> [Polecenie A]:
Przekształć w listę numerowaną wpisy od wiersza z „resident-agent-label: 1. The” do wiersza z „return-note-1: Document will” włącznie, pomijając puste wiersze.

━━ Wybrany fragment

Filmweb.pl, czyli tak się robi e-biznes
O tym jaka była historia powstania najstarszego polskiego serwisu społecznościowego, skąd pomysł na taki serwis, najnowszych statystykach witryny, źródłach przychodów oraz planowanych nowych serwisach w rozmowie z portalem MamBiznes.pl opowiada Artur Gortych jeden z założycieli serwisu społecznościowego dla kinomaniaków Filmweb.pl.
Rozmawia Grzegorz Marynowicz: Czym właściwie jest Filmweb.pl i do kogo jest skierowany?
Misję mamy prostą, ujęliśmy ją w haśle reklamowym „Prędzej czy później i tak do nas trafisz”. W końcu filmy oglądają wszyscy, a Filmweb to druga największa na świecie baza filmowa oraz pierwsze źródło informacji o filmie w polskim Internecie. Ale tak naprawdę, co najistotniejsze, Filmweb jest portalem społecznościowym: użytkownicy współtworzą portal poprzez interakcje między sobą oraz budowę bazy.
Na nowym Filmwebie społeczność jest jeszcze ważniejsza: głosy użytkowników zostały wykorzystane do tego, by stworzyć bardzo precyzyjne rekomendacje filmowe. Każdy zalogowany użytkownik, oddając głosy na filmy, pozna swoich Gustopodobnych. Prócz znajomych możemy teraz na Filmwebie kontaktować się z ludźmi, którzy mają podobny do nas gust filmowy. To zupełnie nowy wymiar społeczności.
Filmweb nadal będzie skierowany do wszystkich, którzy lubią kino. Teraz w większym stopniu niż wcześniej pozwoli znaleźć każdemu jego niszę, ponieważ jeszcze łatwiej będzie tworzyć w ramach Filmwebu mniejsze społeczności. Każdy znajdzie na Filmwebie coś dla siebie, niezależnie od tego, czy lubi szwedzkie dramaty egzystencjalne, czy japońską mangę.
Skąd pomysł na taki serwis?
Filmweb powstał, ponieważ grzechem byłoby nie wykorzystać olbrzymiej bazy stworzonej przez społeczność. Oczywiście istnieje wiele serwisów filmowych z rekomendacjami, ale żaden nie ma tak potężnej bazy jak Filmweb. Dzięki niej możemy dawać użytkownikom najbardziej precyzyjne rekomendacje filmowe.
Prowadzisz małą firmę i chciałbyś zaprezentować ją użytkownikom MamBiznes.pl w zakładce „Start-up”? Wyślij opis na adres [email protected]
Historia Filmwebu zaczęła się ponad 12 lat temu, oczywiście od miłości do kina. Ja byłem znanym wśród znajomych „bondologiem” i „bondomanem”, ktoś inny pasjonował się polskimi komediami, jeszcze inny – amerykańskimi filmami klasy B. I narodził się pomysł, by to wszystko uporządkować: stworzyć bazę filmów, a jednocześnie informować o premierach w kinach. Wówczas podobne serwisy tematyczne dopiero powstawały.

━━━━
━━ Wyodrębnione informacje

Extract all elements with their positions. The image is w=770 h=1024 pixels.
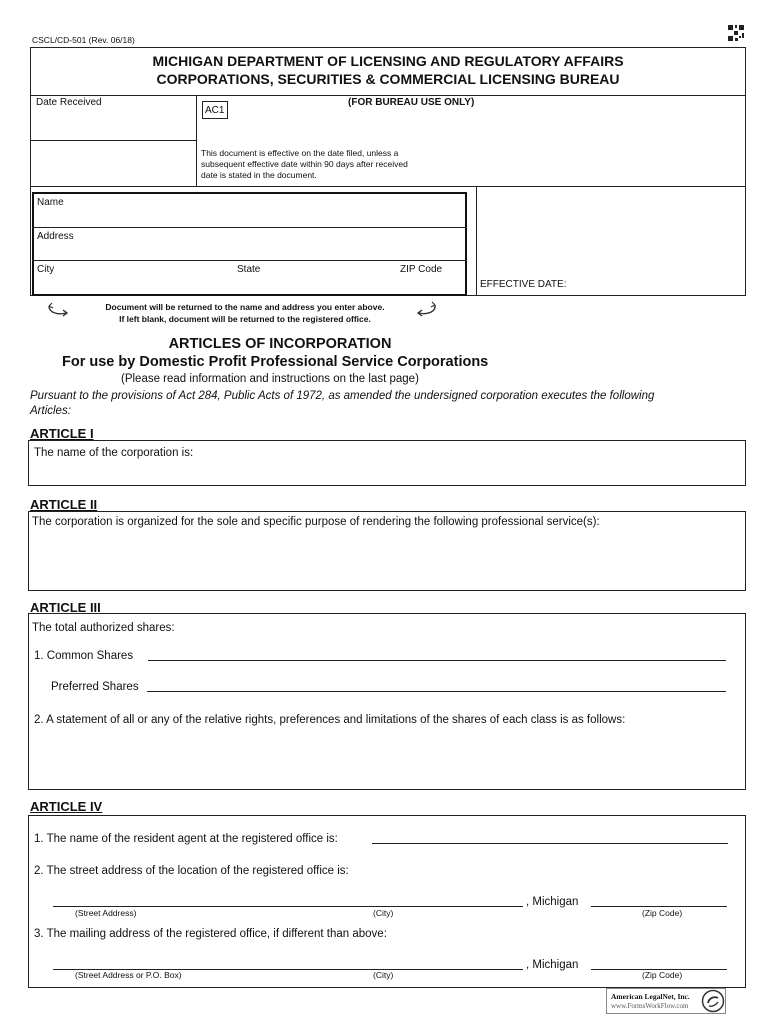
resident-agent-label: 1. The name of the resident agent at the registered office is: xyxy=(34,833,338,845)
registered-zip-input[interactable] xyxy=(591,906,727,907)
name-line xyxy=(32,227,467,228)
articles-title: ARTICLES OF INCORPORATION xyxy=(168,336,392,352)
return-address-divider xyxy=(476,186,477,296)
name-label: Name xyxy=(37,197,64,208)
mailing-address-label: 3. The mailing address of the registered office, if different than above: xyxy=(34,928,387,940)
form-code: CSCL/CD-501 (Rev. 06/18) xyxy=(32,35,135,45)
article-3-text: The total authorized shares: xyxy=(32,622,175,634)
article-3-box xyxy=(28,613,746,790)
city-caption-2: (City) xyxy=(373,970,394,980)
city-caption: (City) xyxy=(373,908,394,918)
effective-note-1: This document is effective on the date filed, unless a xyxy=(201,148,399,158)
pursuant-text-1: Pursuant to the provisions of Act 284, Public Acts of 1972, as amended the undersigned corporation executes the following xyxy=(30,390,655,402)
date-received-box-2[interactable] xyxy=(30,140,197,187)
city-label: City xyxy=(37,264,55,275)
bureau-use-label: (FOR BUREAU USE ONLY) xyxy=(348,97,475,108)
footer-url: www.FormsWorkFlow.com xyxy=(611,1002,689,1010)
address-line xyxy=(32,260,467,261)
common-shares-input[interactable] xyxy=(148,660,726,661)
state-label: State xyxy=(237,264,261,275)
article-1-title: ARTICLE I xyxy=(30,426,94,441)
michigan-label: , Michigan xyxy=(526,896,579,908)
common-shares-label: 1. Common Shares xyxy=(34,650,134,662)
resident-agent-input[interactable] xyxy=(372,843,728,844)
michigan-label-2: , Michigan xyxy=(526,959,579,971)
zip-caption: (Zip Code) xyxy=(642,908,683,918)
article-3-title: ARTICLE III xyxy=(30,600,101,615)
return-arrow-left-icon xyxy=(46,301,70,319)
share-statement-text: 2. A statement of all or any of the relative rights, preferences and limitations of the shares of each class is as follows: xyxy=(34,714,626,726)
registered-office-street-label: 2. The street address of the location of the registered office is: xyxy=(34,865,349,877)
footer-logo-icon xyxy=(701,989,725,1013)
effective-date-label: EFFECTIVE DATE: xyxy=(480,279,567,290)
name-input[interactable] xyxy=(80,196,460,224)
return-note-1: Document will be returned to the name and address you enter above. xyxy=(105,302,385,312)
return-note-2: If left blank, document will be returned to the registered office. xyxy=(119,314,371,324)
date-received-label: Date Received xyxy=(36,97,102,108)
ac-code: AC1 xyxy=(205,105,225,116)
registered-street-input[interactable] xyxy=(53,906,523,907)
article-2-text: The corporation is organized for the sole and specific purpose of rendering the following professional service(s): xyxy=(32,516,600,528)
header-line2: CORPORATIONS, SECURITIES & COMMERCIAL LICENSING BUREAU xyxy=(156,71,620,87)
street-address-caption: (Street Address) xyxy=(75,908,137,918)
article-4-title: ARTICLE IV xyxy=(30,799,103,814)
effective-note-2: subsequent effective date within 90 days after received xyxy=(201,159,408,169)
preferred-shares-label: Preferred Shares xyxy=(51,681,139,693)
header-line1: MICHIGAN DEPARTMENT OF LICENSING AND REGULATORY AFFAIRS xyxy=(152,53,624,69)
zip-label: ZIP Code xyxy=(400,264,443,275)
return-arrow-right-icon xyxy=(415,301,439,319)
barcode-icon xyxy=(727,24,745,42)
address-label: Address xyxy=(37,231,74,242)
instructions-note: (Please read information and instructions on the last page) xyxy=(121,373,419,385)
articles-subtitle: For use by Domestic Profit Professional Service Corporations xyxy=(62,354,489,370)
article-2-title: ARTICLE II xyxy=(30,497,98,512)
zip-caption-2: (Zip Code) xyxy=(642,970,683,980)
pursuant-text-2: Articles: xyxy=(30,405,71,417)
article-1-text: The name of the corporation is: xyxy=(34,447,194,459)
street-po-caption: (Street Address or P.O. Box) xyxy=(75,970,182,980)
effective-note-3: date is stated in the document. xyxy=(201,170,317,180)
footer-company: American LegalNet, Inc. xyxy=(611,992,690,1001)
address-input[interactable] xyxy=(80,230,460,258)
preferred-shares-input[interactable] xyxy=(147,691,726,692)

━━━━

> [Polecenie B]:
Przepisz bez zmian z wywiadu o Filmwebie fragment od „Filmweb nadal będzie” do „najbardziej precyzyjne rekomendacje filmowe.”.

> [Wynik ćwiczenia A]:
1. resident-agent-label: 1. The name of the resident agent at the registered office is: xyxy=(34,833,338,845)
2. registered-zip-input[interactable] xyxy=(591,906,727,907)
3. name-line xyxy=(32,227,467,228)
4. articles-title: ARTICLES OF INCORPORATION xyxy=(168,336,392,352)
5. return-address-divider xyxy=(476,186,477,296)
6. name-label: Name xyxy=(37,197,64,208)
7. mailing-address-label: 3. The mailing address of the registered office, if different than above: xyxy=(34,928,387,940)
8. form-code: CSCL/CD-501 (Rev. 06/18) xyxy=(32,35,135,45)
9. article-3-text: The total authorized shares: xyxy=(32,622,175,634)
10. article-3-box xyxy=(28,613,746,790)
11. city-caption-2: (City) xyxy=(373,970,394,980)
12. city-caption: (City) xyxy=(373,908,394,918)
13. effective-note-1: This document is effective on the date filed, unless a xyxy=(201,148,399,158)
14. pursuant-text-1: Pursuant to the provisions of Act 284, Public Acts of 1972, as amended the undersigned corporation executes the following xyxy=(30,390,655,402)
15. date-received-box-2[interactable] xyxy=(30,140,197,187)
16. city-label: City xyxy=(37,264,55,275)
17. bureau-use-label: (FOR BUREAU USE ONLY) xyxy=(348,97,475,108)
18. footer-url: www.FormsWorkFlow.com xyxy=(611,1002,689,1010)
19. address-line xyxy=(32,260,467,261)
20. common-shares-input[interactable] xyxy=(148,660,726,661)
21. state-label: State xyxy=(237,264,261,275)
22. article-1-title: ARTICLE I xyxy=(30,426,94,441)
23. michigan-label: , Michigan xyxy=(526,896,579,908)
24. common-shares-label: 1. Common Shares xyxy=(34,650,134,662)
25. resident-agent-input[interactable] xyxy=(372,843,728,844)
26. michigan-label-2: , Michigan xyxy=(526,959,579,971)
27. zip-caption: (Zip Code) xyxy=(642,908,683,918)
28. article-3-title: ARTICLE III xyxy=(30,600,101,615)
29. return-arrow-left-icon xyxy=(46,301,70,319)
30. share-statement-text: 2. A statement of all or any of the relative rights, preferences and limitations of the shares of each class is as follows: xyxy=(34,714,626,726)
31. registered-office-street-label: 2. The street address of the location of the registered office is: xyxy=(34,865,349,877)
32. footer-logo-icon xyxy=(701,989,725,1013)
33. effective-date-label: EFFECTIVE DATE: xyxy=(480,279,567,290)
34. name-input[interactable] xyxy=(80,196,460,224)
35. return-note-1: Document will be returned to the name and address you enter above. xyxy=(105,302,385,312)

> [Wynik ćwiczenia B]:
Filmweb nadal będzie skierowany do wszystkich, którzy lubią kino. Teraz w większym stopniu niż wcześniej pozwoli znaleźć każdemu jego niszę, ponieważ jeszcze łatwiej będzie tworzyć w ramach Filmwebu mniejsze społeczności. Każdy znajdzie na Filmwebie coś dla siebie, niezależnie od tego, czy lubi szwedzkie dramaty egzystencjalne, czy japońską mangę.
Skąd pomysł na taki serwis?
Filmweb powstał, ponieważ grzechem byłoby nie wykorzystać olbrzymiej bazy stworzonej przez społeczność. Oczywiście istnieje wiele serwisów filmowych z rekomendacjami, ale żaden nie ma tak potężnej bazy jak Filmweb. Dzięki niej możemy dawać użytkownikom najbardziej precyzyjne rekomendacje filmowe.